EXERCISE: Each line containing the word "into" should be found and copied.

Start EXTRACTED RECORDS

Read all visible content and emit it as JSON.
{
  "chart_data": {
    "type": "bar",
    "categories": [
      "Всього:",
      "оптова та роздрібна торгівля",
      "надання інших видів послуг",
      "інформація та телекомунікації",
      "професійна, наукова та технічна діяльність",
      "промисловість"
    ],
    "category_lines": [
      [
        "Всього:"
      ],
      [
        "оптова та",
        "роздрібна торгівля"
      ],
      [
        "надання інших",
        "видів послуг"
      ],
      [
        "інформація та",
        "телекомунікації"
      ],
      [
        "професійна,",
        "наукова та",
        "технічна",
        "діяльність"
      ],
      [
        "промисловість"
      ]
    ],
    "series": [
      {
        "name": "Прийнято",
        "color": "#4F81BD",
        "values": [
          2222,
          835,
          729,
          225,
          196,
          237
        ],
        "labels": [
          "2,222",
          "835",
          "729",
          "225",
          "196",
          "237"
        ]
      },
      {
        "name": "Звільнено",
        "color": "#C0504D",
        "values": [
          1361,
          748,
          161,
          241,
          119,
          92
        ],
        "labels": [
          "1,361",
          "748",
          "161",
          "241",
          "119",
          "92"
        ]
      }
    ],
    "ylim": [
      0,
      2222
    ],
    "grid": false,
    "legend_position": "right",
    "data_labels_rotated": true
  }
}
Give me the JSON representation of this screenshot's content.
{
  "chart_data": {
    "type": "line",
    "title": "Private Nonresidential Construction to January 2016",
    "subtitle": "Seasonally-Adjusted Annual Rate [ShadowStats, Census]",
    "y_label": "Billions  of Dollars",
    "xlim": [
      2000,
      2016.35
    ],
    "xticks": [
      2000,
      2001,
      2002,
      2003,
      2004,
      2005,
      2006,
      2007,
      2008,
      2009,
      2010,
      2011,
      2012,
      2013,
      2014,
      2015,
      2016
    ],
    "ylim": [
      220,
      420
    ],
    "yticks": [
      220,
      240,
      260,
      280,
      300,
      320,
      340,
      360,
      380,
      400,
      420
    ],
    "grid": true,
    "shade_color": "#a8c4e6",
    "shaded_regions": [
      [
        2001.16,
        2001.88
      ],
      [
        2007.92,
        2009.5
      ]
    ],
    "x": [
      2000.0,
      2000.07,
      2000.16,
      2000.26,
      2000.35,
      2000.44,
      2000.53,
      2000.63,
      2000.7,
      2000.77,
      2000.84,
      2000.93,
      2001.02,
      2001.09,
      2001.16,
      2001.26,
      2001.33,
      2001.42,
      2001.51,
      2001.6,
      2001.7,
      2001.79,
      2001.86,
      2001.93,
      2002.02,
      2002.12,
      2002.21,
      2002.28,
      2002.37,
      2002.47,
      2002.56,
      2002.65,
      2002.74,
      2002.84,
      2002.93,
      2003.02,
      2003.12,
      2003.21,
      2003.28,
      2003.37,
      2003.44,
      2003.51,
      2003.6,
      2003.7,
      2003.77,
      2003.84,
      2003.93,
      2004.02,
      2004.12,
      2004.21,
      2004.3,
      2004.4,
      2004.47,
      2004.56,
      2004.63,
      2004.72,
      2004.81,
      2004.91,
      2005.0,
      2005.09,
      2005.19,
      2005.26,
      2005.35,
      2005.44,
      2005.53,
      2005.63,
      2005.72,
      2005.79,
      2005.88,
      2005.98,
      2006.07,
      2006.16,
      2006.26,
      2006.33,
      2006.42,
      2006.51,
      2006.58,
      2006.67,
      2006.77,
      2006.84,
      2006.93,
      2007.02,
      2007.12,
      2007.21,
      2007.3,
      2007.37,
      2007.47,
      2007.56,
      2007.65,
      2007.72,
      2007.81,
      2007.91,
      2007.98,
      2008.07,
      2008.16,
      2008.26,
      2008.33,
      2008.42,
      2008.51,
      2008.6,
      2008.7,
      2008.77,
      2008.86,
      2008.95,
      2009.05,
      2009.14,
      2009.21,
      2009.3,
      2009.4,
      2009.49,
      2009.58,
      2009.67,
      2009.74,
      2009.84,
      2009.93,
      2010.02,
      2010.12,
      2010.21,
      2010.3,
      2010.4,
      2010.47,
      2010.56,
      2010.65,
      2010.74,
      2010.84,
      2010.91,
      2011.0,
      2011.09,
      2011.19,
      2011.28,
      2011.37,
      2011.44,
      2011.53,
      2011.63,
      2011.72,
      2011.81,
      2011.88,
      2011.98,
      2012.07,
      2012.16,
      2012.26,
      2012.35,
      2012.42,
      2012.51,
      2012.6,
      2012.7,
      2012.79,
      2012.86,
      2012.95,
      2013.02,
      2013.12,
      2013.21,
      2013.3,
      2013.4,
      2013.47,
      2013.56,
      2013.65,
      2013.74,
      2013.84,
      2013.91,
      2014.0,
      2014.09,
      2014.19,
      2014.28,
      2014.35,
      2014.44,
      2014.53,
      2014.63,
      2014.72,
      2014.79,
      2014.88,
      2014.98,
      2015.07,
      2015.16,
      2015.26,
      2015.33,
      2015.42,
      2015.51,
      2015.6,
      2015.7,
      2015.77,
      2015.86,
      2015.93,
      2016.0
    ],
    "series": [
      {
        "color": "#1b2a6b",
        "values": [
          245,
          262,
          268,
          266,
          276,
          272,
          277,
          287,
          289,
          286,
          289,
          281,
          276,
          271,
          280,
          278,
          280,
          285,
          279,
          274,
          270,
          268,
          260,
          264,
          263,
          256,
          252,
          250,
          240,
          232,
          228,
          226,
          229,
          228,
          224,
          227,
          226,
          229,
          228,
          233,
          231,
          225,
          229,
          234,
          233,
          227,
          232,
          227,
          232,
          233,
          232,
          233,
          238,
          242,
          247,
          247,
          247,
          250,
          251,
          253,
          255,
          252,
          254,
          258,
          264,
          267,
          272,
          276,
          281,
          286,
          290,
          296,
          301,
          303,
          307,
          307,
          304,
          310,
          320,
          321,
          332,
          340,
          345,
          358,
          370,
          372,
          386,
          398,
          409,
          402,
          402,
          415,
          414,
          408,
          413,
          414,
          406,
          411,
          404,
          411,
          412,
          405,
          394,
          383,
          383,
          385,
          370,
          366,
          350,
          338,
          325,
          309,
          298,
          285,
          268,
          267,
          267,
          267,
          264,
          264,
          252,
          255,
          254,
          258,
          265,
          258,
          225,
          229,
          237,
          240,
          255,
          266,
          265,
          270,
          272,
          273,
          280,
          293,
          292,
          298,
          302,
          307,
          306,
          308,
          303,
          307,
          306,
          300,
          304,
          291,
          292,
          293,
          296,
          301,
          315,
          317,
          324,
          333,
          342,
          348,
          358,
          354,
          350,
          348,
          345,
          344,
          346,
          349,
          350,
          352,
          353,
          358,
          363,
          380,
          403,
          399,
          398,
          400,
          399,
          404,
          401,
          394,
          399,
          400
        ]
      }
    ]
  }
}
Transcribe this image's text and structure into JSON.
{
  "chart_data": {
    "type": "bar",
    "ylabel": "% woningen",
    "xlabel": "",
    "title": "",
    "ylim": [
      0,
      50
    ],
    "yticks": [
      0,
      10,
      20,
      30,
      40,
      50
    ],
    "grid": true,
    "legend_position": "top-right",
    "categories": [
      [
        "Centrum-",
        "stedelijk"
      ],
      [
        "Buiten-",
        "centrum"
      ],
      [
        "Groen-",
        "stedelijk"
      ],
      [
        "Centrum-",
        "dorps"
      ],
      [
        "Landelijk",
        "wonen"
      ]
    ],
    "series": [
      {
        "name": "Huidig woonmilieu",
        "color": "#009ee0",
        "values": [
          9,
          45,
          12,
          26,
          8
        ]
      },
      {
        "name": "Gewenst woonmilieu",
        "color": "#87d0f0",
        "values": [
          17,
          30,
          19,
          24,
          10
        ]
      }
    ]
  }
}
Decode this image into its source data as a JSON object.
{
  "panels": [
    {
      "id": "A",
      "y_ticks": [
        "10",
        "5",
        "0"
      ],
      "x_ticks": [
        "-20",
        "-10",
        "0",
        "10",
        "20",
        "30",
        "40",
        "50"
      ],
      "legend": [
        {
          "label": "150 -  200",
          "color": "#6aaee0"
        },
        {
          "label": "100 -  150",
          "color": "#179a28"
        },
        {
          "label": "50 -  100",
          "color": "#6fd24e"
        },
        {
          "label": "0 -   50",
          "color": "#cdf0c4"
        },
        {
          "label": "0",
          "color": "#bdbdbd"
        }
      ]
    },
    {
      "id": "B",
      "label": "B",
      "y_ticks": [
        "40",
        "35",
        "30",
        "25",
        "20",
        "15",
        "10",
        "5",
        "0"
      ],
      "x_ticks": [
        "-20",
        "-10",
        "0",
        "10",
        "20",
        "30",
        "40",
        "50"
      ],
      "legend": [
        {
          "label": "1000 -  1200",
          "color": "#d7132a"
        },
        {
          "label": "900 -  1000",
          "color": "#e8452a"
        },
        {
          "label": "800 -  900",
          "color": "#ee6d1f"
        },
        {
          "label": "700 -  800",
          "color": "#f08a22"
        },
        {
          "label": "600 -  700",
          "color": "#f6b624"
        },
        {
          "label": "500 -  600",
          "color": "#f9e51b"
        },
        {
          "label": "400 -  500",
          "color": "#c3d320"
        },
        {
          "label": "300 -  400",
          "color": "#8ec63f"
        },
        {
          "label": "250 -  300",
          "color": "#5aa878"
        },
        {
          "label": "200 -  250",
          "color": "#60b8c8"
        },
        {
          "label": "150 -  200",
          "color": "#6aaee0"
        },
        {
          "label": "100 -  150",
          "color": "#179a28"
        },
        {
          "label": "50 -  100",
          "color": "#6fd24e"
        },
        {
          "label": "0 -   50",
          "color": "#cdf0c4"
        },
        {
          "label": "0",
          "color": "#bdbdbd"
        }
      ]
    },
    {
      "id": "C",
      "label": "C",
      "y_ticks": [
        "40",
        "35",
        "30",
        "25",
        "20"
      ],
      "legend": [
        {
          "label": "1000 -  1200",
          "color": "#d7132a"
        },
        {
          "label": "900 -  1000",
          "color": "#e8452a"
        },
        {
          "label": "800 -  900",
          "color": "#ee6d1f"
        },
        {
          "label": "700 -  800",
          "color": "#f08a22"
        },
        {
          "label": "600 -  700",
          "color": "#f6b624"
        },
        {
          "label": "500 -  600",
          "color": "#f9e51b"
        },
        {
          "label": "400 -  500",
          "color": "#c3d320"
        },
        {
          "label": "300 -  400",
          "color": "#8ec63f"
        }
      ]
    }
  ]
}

End EXTRACTED RECORDS

WRITTEN RESPONSE:
Transcribe this image's text and structure into JSON.
Decode this image into its source data as a JSON object.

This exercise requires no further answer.